• _Brief_
Every line of the entries below that mentions "Autotrophs" is to be copied out.

• _Records supplied_
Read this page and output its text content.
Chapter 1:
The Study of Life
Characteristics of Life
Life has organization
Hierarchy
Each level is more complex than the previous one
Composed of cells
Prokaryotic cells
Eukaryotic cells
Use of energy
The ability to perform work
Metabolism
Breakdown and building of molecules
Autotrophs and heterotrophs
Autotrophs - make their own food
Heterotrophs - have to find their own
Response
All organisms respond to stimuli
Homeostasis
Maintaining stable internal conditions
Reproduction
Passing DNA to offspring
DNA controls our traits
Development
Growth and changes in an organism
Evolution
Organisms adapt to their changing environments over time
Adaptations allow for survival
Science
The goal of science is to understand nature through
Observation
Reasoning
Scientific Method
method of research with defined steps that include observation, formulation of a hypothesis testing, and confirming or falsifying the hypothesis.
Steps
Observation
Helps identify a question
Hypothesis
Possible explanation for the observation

• _Output below_
Autotrophs and heterotrophs
Autotrophs - make their own food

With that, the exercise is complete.